TASK DETAILS
Find the lines of data that contain the string "this", then list them.

________

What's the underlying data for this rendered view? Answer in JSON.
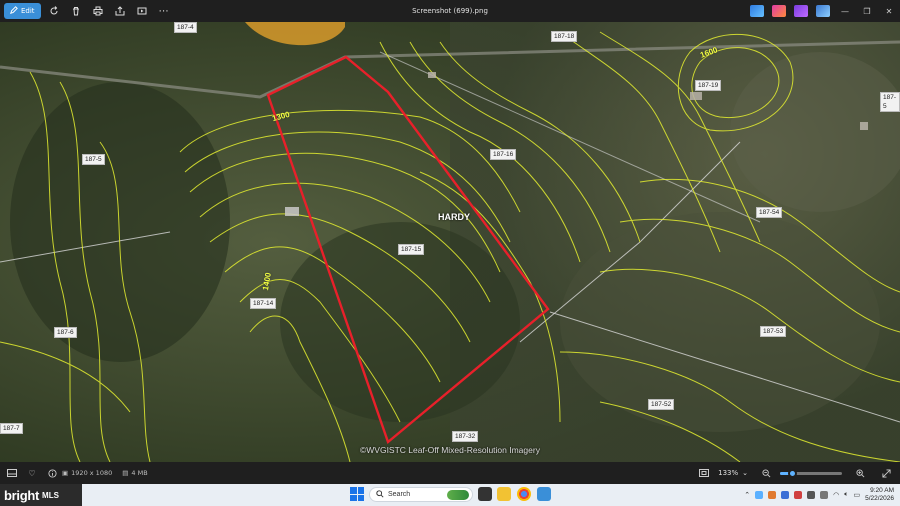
{
  "toolbar": {
    "edit_label": "Edit",
    "file_title": "Screenshot (699).png",
    "icons": [
      "rotate-icon",
      "delete-icon",
      "print-icon",
      "share-icon",
      "slideshow-icon",
      "more-icon"
    ]
  },
  "map": {
    "owner_label": "HARDY",
    "credit": "©WVGISTC Leaf-Off Mixed-Resolution Imagery",
    "parcel_labels": [
      "187-18",
      "187-19",
      "187-5",
      "187-16",
      "187-15",
      "187-14",
      "187-6",
      "187-54",
      "187-53",
      "187-52",
      "187-32",
      "187-7",
      "187-4",
      "187-5"
    ],
    "contour_labels": [
      "1600",
      "1300",
      "1400"
    ],
    "boundary_color": "#e8202a",
    "contour_color": "#e4ee30"
  },
  "statusbar": {
    "dimensions": "1920 x 1080",
    "size": "4 MB",
    "zoom": "133%",
    "zoom_fraction": 0.2
  },
  "taskbar": {
    "brand": "bright",
    "brand_suffix": "MLS",
    "search_placeholder": "Search",
    "time": "9:20 AM",
    "date": "5/22/2026"
  }
}
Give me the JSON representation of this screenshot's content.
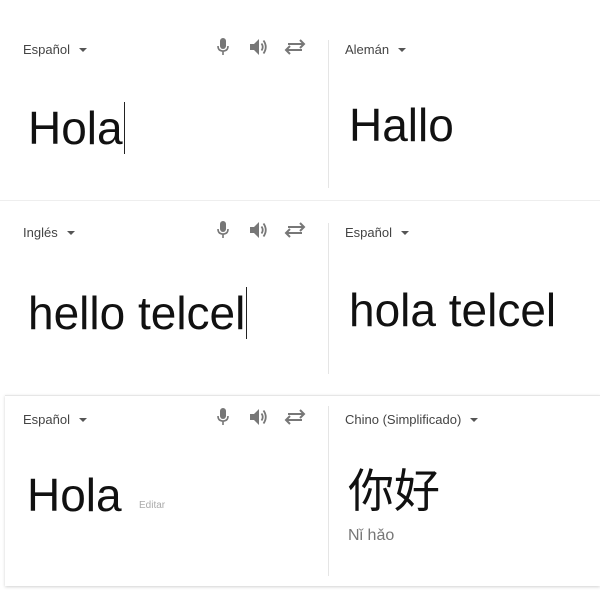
{
  "colors": {
    "icon": "#777777",
    "text": "#111111",
    "lang_label": "#444444",
    "muted": "#aaaaaa"
  },
  "panels": [
    {
      "source_language": "Español",
      "target_language": "Alemán",
      "source_text": "Hola",
      "target_text": "Hallo",
      "icons": [
        "microphone-icon",
        "speaker-icon",
        "swap-languages-icon"
      ]
    },
    {
      "source_language": "Inglés",
      "target_language": "Español",
      "source_text": "hello telcel",
      "target_text": "hola telcel",
      "icons": [
        "microphone-icon",
        "speaker-icon",
        "swap-languages-icon"
      ]
    },
    {
      "source_language": "Español",
      "target_language": "Chino (Simplificado)",
      "source_text": "Hola",
      "target_text": "你好",
      "edit_label": "Editar",
      "romanization": "Nǐ hǎo",
      "icons": [
        "microphone-icon",
        "speaker-icon",
        "swap-languages-icon"
      ]
    }
  ]
}
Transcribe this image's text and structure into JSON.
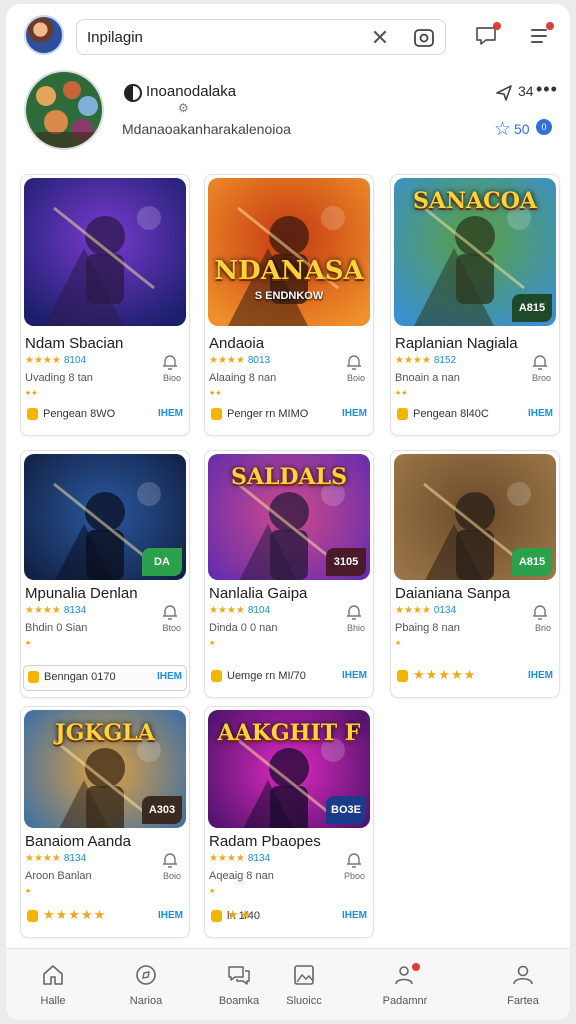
{
  "header": {
    "search_value": "Inpilagin",
    "icons": [
      "clear-icon",
      "camera-icon",
      "chat-icon",
      "menu-icon"
    ]
  },
  "profile": {
    "name": "Inoanodalaka",
    "subtitle": "Mdanaoakanharakalenoioa",
    "share_count": "34",
    "rating": "50",
    "rating_badge": "0"
  },
  "colors": {
    "accent": "#2e6fd8",
    "link": "#1b8fd8",
    "star": "#f0a81c",
    "notification": "#e53935"
  },
  "cards": [
    {
      "title": "Ndam Sbacian",
      "stars": "★★★★",
      "rating": "8104",
      "line2": "Uvading 8 tan",
      "bell_label": "Bioo",
      "mini": "★★",
      "footer_label": "Pengean 8WO",
      "footer_link": "IHEM",
      "footer_stars": "",
      "thumb_title": "",
      "thumb_sub": "",
      "badge": ""
    },
    {
      "title": "Andaoia",
      "stars": "★★★★",
      "rating": "8013",
      "line2": "Alaaing 8 nan",
      "bell_label": "Boio",
      "mini": "★★",
      "footer_label": "Penger rn MIMO",
      "footer_link": "IHEM",
      "footer_stars": "",
      "thumb_title": "NDANASA",
      "thumb_sub": "S ENDNKOW",
      "badge": ""
    },
    {
      "title": "Raplanian Nagiala",
      "stars": "★★★★",
      "rating": "8152",
      "line2": "Bnoain a nan",
      "bell_label": "Broo",
      "mini": "★★",
      "footer_label": "Pengean 8l40C",
      "footer_link": "IHEM",
      "footer_stars": "",
      "thumb_title": "SANACOA",
      "thumb_sub": "",
      "badge": "A815"
    },
    {
      "title": "Mpunalia Denlan",
      "stars": "★★★★",
      "rating": "8134",
      "line2": "Bhdin 0 Sian",
      "bell_label": "Btoo",
      "mini": "★",
      "footer_label": "Benngan 0170",
      "footer_link": "IHEM",
      "footer_stars": "",
      "thumb_title": "",
      "thumb_sub": "",
      "badge": "DA"
    },
    {
      "title": "Nanlalia Gaipa",
      "stars": "★★★★",
      "rating": "8104",
      "line2": "Dinda 0 0 nan",
      "bell_label": "Bhio",
      "mini": "★",
      "footer_label": "Uemge rn MI/70",
      "footer_link": "IHEM",
      "footer_stars": "",
      "thumb_title": "SALDALS",
      "thumb_sub": "",
      "badge": "3105"
    },
    {
      "title": "Daianiana Sanpa",
      "stars": "★★★★",
      "rating": "0134",
      "line2": "Pbaing 8 nan",
      "bell_label": "Brio",
      "mini": "★",
      "footer_label": "",
      "footer_link": "IHEM",
      "footer_stars": "★★★★★",
      "thumb_title": "",
      "thumb_sub": "",
      "badge": "A815"
    },
    {
      "title": "Banaiom Aanda",
      "stars": "★★★★",
      "rating": "8134",
      "line2": "Aroon Banlan",
      "bell_label": "Boio",
      "mini": "★",
      "footer_label": "",
      "footer_link": "IHEM",
      "footer_stars": "★★★★★",
      "thumb_title": "JGKGLA",
      "thumb_sub": "",
      "badge": "A303"
    },
    {
      "title": "Radam Pbaopes",
      "stars": "★★★★",
      "rating": "8134",
      "line2": "Aqeaig 8 nan",
      "bell_label": "Pboo",
      "mini": "★",
      "footer_label": "ln 1/40",
      "footer_link": "IHEM",
      "footer_stars": "★★",
      "thumb_title": "AAKGHIT F",
      "thumb_sub": "",
      "badge": "BO3E"
    }
  ],
  "nav": [
    {
      "label": "Halle",
      "icon": "home-icon"
    },
    {
      "label": "Narioa",
      "icon": "compass-icon"
    },
    {
      "label": "Boamka",
      "icon": "chat-bubbles-icon"
    },
    {
      "label": "Sluoicc",
      "icon": "image-icon"
    },
    {
      "label": "Padamnr",
      "icon": "users-icon"
    },
    {
      "label": "Fartea",
      "icon": "profile-icon"
    }
  ]
}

________

EXPECTED OUTPUT
What's the underlying data for this rendered view? Answer in JSON.
Give me the JSON representation of this screenshot's content.
Transcribe this image's text and structure into JSON.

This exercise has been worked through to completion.